Material provided:
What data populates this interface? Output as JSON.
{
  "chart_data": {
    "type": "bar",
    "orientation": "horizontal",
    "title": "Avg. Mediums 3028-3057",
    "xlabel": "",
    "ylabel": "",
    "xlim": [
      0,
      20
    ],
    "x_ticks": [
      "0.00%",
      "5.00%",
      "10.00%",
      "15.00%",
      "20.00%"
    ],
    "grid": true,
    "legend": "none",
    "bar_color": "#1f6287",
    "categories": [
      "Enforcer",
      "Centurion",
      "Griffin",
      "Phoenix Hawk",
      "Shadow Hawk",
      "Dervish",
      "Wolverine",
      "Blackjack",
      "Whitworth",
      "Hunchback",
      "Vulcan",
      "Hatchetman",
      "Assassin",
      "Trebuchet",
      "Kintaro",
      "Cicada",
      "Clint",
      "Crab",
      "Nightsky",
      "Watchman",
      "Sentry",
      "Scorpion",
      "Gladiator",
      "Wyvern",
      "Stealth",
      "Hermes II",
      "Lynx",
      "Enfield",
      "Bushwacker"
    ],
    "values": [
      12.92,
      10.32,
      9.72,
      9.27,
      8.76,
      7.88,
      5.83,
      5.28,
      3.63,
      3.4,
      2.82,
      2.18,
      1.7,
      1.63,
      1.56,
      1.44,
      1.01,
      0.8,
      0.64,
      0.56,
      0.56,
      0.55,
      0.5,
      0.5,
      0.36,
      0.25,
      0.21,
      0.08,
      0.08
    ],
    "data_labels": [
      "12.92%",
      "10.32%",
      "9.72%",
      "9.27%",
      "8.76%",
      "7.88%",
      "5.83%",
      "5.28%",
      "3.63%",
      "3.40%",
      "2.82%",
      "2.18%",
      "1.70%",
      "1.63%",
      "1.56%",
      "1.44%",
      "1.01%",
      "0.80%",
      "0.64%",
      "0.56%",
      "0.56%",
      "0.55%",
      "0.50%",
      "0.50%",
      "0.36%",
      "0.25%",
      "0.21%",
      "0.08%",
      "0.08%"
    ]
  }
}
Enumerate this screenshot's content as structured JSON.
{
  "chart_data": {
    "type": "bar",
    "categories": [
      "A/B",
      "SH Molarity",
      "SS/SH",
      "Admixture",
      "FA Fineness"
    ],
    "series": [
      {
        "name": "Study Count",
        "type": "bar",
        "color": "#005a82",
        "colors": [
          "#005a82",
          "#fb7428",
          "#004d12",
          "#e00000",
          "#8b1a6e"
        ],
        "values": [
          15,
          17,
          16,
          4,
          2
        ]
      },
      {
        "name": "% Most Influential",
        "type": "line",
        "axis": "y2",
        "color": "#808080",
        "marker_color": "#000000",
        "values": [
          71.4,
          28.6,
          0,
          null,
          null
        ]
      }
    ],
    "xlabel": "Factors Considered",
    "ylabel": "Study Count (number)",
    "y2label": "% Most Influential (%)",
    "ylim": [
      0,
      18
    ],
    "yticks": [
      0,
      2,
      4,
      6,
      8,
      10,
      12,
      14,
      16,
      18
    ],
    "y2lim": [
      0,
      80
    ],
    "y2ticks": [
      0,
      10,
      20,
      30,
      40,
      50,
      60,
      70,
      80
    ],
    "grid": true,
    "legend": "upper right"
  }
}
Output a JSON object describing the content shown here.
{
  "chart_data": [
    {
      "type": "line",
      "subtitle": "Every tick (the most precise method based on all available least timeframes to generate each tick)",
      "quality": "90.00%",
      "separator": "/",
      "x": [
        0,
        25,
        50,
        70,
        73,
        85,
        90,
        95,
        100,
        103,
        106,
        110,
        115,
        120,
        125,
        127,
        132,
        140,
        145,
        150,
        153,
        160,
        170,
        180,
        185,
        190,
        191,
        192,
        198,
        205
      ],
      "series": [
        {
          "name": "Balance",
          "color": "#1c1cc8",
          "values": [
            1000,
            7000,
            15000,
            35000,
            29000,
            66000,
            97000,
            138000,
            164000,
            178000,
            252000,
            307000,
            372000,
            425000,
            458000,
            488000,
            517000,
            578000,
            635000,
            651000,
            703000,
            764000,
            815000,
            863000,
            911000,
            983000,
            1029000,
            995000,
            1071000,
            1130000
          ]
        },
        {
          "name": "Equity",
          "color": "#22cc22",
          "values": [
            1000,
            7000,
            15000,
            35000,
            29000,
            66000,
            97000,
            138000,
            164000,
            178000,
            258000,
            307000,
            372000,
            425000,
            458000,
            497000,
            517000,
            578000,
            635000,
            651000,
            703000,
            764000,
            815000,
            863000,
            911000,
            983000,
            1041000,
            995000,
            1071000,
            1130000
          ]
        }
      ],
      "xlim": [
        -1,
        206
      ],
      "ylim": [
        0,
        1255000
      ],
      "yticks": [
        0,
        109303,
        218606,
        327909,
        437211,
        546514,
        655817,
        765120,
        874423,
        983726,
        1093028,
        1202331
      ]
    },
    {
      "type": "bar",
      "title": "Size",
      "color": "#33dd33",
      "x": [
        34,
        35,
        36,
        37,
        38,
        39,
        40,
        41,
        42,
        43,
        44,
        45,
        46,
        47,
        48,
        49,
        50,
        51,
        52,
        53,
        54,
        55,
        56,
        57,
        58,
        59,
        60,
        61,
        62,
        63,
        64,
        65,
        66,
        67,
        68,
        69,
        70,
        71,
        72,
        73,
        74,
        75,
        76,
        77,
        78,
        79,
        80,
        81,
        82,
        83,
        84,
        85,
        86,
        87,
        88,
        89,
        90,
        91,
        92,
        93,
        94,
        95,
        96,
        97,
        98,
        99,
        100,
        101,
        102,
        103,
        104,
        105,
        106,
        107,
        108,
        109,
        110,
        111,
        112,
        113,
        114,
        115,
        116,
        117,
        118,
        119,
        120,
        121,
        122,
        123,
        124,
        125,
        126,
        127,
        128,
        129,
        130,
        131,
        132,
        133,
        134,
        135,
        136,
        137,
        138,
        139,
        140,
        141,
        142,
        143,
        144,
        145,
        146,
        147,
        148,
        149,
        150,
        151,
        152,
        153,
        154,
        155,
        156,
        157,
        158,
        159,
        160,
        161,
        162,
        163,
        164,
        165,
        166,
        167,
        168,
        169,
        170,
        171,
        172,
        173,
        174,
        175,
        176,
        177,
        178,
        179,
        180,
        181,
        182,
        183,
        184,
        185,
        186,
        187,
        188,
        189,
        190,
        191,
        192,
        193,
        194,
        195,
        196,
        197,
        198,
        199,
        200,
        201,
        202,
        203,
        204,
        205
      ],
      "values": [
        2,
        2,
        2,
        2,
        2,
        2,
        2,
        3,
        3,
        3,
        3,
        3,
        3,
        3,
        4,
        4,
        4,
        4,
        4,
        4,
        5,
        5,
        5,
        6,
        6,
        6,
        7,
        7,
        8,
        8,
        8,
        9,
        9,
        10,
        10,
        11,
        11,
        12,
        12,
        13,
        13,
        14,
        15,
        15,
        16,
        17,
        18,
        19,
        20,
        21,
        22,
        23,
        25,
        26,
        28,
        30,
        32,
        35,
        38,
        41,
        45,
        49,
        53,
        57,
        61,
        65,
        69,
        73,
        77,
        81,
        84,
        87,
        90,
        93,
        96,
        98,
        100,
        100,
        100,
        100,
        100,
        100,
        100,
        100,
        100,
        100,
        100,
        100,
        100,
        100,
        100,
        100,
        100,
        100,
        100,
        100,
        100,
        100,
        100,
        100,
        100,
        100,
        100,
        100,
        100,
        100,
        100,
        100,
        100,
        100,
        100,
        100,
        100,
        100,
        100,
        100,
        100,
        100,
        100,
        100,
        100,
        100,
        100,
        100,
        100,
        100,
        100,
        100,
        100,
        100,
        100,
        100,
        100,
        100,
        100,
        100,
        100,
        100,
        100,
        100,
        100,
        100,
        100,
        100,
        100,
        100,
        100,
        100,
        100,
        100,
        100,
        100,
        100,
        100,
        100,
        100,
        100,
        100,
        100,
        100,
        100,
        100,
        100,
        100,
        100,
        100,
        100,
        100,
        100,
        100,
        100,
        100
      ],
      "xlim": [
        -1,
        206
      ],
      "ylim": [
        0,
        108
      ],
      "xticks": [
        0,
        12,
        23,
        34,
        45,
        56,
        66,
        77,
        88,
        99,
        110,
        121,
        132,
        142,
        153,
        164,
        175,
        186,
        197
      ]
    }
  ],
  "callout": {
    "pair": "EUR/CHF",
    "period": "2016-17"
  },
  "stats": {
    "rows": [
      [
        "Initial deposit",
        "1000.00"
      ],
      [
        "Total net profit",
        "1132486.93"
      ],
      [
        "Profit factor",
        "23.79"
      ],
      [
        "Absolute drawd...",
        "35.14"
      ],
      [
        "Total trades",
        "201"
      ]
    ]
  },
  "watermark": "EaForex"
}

Description of the task: Show the lines of the records that include the string "this".

The solution:
What data populates this interface? Output as JSON.
Enumerate this screenshot's content as structured JSON.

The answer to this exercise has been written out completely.